## PROBLEM TO SOLVE
Retype every entry exactly, character for character.

-- begin ITEMS --

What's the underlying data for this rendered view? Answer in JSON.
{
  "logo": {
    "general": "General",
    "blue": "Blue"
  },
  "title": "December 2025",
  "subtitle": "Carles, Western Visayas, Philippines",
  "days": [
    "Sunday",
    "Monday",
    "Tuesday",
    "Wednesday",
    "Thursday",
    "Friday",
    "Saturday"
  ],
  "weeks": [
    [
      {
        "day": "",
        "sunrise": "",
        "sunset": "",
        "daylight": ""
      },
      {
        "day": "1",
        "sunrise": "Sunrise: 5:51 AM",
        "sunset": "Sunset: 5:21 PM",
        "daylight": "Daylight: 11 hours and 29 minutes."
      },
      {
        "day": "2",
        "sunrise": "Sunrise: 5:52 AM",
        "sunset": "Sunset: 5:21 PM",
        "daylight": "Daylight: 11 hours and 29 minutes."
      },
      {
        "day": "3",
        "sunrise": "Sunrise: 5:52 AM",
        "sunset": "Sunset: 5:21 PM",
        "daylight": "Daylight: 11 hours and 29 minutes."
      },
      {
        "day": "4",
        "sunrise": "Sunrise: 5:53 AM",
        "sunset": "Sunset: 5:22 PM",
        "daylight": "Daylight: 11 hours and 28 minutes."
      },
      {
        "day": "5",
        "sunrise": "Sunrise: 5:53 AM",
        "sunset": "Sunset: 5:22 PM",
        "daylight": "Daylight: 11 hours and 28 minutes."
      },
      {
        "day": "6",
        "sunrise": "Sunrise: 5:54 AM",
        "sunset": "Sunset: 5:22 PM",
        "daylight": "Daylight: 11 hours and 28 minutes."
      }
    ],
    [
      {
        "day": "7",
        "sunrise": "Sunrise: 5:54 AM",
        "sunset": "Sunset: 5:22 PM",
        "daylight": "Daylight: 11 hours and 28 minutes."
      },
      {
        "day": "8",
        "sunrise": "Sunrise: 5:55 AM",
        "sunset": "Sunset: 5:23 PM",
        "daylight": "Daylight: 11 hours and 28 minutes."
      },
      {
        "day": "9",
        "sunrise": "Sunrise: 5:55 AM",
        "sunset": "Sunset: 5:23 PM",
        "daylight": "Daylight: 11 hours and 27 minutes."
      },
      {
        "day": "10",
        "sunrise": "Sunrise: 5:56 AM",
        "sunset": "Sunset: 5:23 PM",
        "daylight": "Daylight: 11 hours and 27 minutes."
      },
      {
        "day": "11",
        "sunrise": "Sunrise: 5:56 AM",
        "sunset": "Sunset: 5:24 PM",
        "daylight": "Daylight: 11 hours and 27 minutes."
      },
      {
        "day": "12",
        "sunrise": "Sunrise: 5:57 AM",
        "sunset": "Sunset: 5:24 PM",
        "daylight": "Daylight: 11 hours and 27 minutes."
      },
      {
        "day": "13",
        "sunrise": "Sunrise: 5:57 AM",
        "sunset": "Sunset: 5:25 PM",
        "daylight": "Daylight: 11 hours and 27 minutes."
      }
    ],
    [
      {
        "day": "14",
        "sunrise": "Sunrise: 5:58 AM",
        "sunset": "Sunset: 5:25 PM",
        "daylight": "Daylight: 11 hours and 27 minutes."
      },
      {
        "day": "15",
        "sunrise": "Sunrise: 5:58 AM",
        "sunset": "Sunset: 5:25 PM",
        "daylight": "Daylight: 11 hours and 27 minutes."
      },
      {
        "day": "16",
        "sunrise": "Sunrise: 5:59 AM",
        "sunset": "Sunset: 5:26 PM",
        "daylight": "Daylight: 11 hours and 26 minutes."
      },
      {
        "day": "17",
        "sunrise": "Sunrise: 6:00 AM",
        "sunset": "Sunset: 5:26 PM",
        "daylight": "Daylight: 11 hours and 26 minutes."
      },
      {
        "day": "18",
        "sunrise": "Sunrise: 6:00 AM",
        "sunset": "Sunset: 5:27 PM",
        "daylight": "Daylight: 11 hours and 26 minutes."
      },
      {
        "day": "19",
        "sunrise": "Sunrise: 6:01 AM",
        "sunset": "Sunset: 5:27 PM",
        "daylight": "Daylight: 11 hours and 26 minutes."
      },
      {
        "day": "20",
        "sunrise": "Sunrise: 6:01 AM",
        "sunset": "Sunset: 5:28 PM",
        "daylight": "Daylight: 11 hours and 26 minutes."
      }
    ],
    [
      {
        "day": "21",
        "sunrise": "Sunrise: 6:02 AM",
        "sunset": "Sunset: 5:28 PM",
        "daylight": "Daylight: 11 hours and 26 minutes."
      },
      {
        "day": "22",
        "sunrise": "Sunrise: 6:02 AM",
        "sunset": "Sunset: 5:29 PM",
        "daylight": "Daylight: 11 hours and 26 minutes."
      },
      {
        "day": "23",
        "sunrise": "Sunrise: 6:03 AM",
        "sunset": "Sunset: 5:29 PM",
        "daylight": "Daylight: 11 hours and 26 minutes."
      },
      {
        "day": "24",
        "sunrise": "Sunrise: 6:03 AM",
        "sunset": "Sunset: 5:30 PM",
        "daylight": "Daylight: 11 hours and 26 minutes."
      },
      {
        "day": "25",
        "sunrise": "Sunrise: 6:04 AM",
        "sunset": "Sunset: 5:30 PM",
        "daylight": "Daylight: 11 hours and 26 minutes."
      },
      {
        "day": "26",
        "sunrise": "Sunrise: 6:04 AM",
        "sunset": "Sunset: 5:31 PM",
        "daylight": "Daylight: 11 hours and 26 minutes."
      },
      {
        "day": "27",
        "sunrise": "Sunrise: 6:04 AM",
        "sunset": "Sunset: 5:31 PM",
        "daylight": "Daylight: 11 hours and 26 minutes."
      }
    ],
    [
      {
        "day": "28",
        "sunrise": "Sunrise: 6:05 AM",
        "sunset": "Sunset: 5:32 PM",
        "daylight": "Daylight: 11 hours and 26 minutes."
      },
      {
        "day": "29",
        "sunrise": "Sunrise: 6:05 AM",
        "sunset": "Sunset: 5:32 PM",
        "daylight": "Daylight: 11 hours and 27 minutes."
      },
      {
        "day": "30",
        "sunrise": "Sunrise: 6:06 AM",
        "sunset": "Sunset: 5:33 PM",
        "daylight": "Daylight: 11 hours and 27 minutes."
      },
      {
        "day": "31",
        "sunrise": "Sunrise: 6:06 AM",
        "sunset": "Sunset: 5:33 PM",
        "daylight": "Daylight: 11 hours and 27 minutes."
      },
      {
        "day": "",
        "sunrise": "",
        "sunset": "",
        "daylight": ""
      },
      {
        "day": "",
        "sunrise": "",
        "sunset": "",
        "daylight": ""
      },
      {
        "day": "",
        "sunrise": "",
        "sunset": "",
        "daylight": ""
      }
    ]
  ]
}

-- end ITEMS --

## FULL RESPONSE
What's the underlying data for this rendered view? Answer in JSON.
{
  "logo": {
    "general": "General",
    "blue": "Blue"
  },
  "title": "December 2025",
  "subtitle": "Carles, Western Visayas, Philippines",
  "days": [
    "Sunday",
    "Monday",
    "Tuesday",
    "Wednesday",
    "Thursday",
    "Friday",
    "Saturday"
  ],
  "weeks": [
    [
      {
        "day": "",
        "sunrise": "",
        "sunset": "",
        "daylight": ""
      },
      {
        "day": "1",
        "sunrise": "Sunrise: 5:51 AM",
        "sunset": "Sunset: 5:21 PM",
        "daylight": "Daylight: 11 hours and 29 minutes."
      },
      {
        "day": "2",
        "sunrise": "Sunrise: 5:52 AM",
        "sunset": "Sunset: 5:21 PM",
        "daylight": "Daylight: 11 hours and 29 minutes."
      },
      {
        "day": "3",
        "sunrise": "Sunrise: 5:52 AM",
        "sunset": "Sunset: 5:21 PM",
        "daylight": "Daylight: 11 hours and 29 minutes."
      },
      {
        "day": "4",
        "sunrise": "Sunrise: 5:53 AM",
        "sunset": "Sunset: 5:22 PM",
        "daylight": "Daylight: 11 hours and 28 minutes."
      },
      {
        "day": "5",
        "sunrise": "Sunrise: 5:53 AM",
        "sunset": "Sunset: 5:22 PM",
        "daylight": "Daylight: 11 hours and 28 minutes."
      },
      {
        "day": "6",
        "sunrise": "Sunrise: 5:54 AM",
        "sunset": "Sunset: 5:22 PM",
        "daylight": "Daylight: 11 hours and 28 minutes."
      }
    ],
    [
      {
        "day": "7",
        "sunrise": "Sunrise: 5:54 AM",
        "sunset": "Sunset: 5:22 PM",
        "daylight": "Daylight: 11 hours and 28 minutes."
      },
      {
        "day": "8",
        "sunrise": "Sunrise: 5:55 AM",
        "sunset": "Sunset: 5:23 PM",
        "daylight": "Daylight: 11 hours and 28 minutes."
      },
      {
        "day": "9",
        "sunrise": "Sunrise: 5:55 AM",
        "sunset": "Sunset: 5:23 PM",
        "daylight": "Daylight: 11 hours and 27 minutes."
      },
      {
        "day": "10",
        "sunrise": "Sunrise: 5:56 AM",
        "sunset": "Sunset: 5:23 PM",
        "daylight": "Daylight: 11 hours and 27 minutes."
      },
      {
        "day": "11",
        "sunrise": "Sunrise: 5:56 AM",
        "sunset": "Sunset: 5:24 PM",
        "daylight": "Daylight: 11 hours and 27 minutes."
      },
      {
        "day": "12",
        "sunrise": "Sunrise: 5:57 AM",
        "sunset": "Sunset: 5:24 PM",
        "daylight": "Daylight: 11 hours and 27 minutes."
      },
      {
        "day": "13",
        "sunrise": "Sunrise: 5:57 AM",
        "sunset": "Sunset: 5:25 PM",
        "daylight": "Daylight: 11 hours and 27 minutes."
      }
    ],
    [
      {
        "day": "14",
        "sunrise": "Sunrise: 5:58 AM",
        "sunset": "Sunset: 5:25 PM",
        "daylight": "Daylight: 11 hours and 27 minutes."
      },
      {
        "day": "15",
        "sunrise": "Sunrise: 5:58 AM",
        "sunset": "Sunset: 5:25 PM",
        "daylight": "Daylight: 11 hours and 27 minutes."
      },
      {
        "day": "16",
        "sunrise": "Sunrise: 5:59 AM",
        "sunset": "Sunset: 5:26 PM",
        "daylight": "Daylight: 11 hours and 26 minutes."
      },
      {
        "day": "17",
        "sunrise": "Sunrise: 6:00 AM",
        "sunset": "Sunset: 5:26 PM",
        "daylight": "Daylight: 11 hours and 26 minutes."
      },
      {
        "day": "18",
        "sunrise": "Sunrise: 6:00 AM",
        "sunset": "Sunset: 5:27 PM",
        "daylight": "Daylight: 11 hours and 26 minutes."
      },
      {
        "day": "19",
        "sunrise": "Sunrise: 6:01 AM",
        "sunset": "Sunset: 5:27 PM",
        "daylight": "Daylight: 11 hours and 26 minutes."
      },
      {
        "day": "20",
        "sunrise": "Sunrise: 6:01 AM",
        "sunset": "Sunset: 5:28 PM",
        "daylight": "Daylight: 11 hours and 26 minutes."
      }
    ],
    [
      {
        "day": "21",
        "sunrise": "Sunrise: 6:02 AM",
        "sunset": "Sunset: 5:28 PM",
        "daylight": "Daylight: 11 hours and 26 minutes."
      },
      {
        "day": "22",
        "sunrise": "Sunrise: 6:02 AM",
        "sunset": "Sunset: 5:29 PM",
        "daylight": "Daylight: 11 hours and 26 minutes."
      },
      {
        "day": "23",
        "sunrise": "Sunrise: 6:03 AM",
        "sunset": "Sunset: 5:29 PM",
        "daylight": "Daylight: 11 hours and 26 minutes."
      },
      {
        "day": "24",
        "sunrise": "Sunrise: 6:03 AM",
        "sunset": "Sunset: 5:30 PM",
        "daylight": "Daylight: 11 hours and 26 minutes."
      },
      {
        "day": "25",
        "sunrise": "Sunrise: 6:04 AM",
        "sunset": "Sunset: 5:30 PM",
        "daylight": "Daylight: 11 hours and 26 minutes."
      },
      {
        "day": "26",
        "sunrise": "Sunrise: 6:04 AM",
        "sunset": "Sunset: 5:31 PM",
        "daylight": "Daylight: 11 hours and 26 minutes."
      },
      {
        "day": "27",
        "sunrise": "Sunrise: 6:04 AM",
        "sunset": "Sunset: 5:31 PM",
        "daylight": "Daylight: 11 hours and 26 minutes."
      }
    ],
    [
      {
        "day": "28",
        "sunrise": "Sunrise: 6:05 AM",
        "sunset": "Sunset: 5:32 PM",
        "daylight": "Daylight: 11 hours and 26 minutes."
      },
      {
        "day": "29",
        "sunrise": "Sunrise: 6:05 AM",
        "sunset": "Sunset: 5:32 PM",
        "daylight": "Daylight: 11 hours and 27 minutes."
      },
      {
        "day": "30",
        "sunrise": "Sunrise: 6:06 AM",
        "sunset": "Sunset: 5:33 PM",
        "daylight": "Daylight: 11 hours and 27 minutes."
      },
      {
        "day": "31",
        "sunrise": "Sunrise: 6:06 AM",
        "sunset": "Sunset: 5:33 PM",
        "daylight": "Daylight: 11 hours and 27 minutes."
      },
      {
        "day": "",
        "sunrise": "",
        "sunset": "",
        "daylight": ""
      },
      {
        "day": "",
        "sunrise": "",
        "sunset": "",
        "daylight": ""
      },
      {
        "day": "",
        "sunrise": "",
        "sunset": "",
        "daylight": ""
      }
    ]
  ]
}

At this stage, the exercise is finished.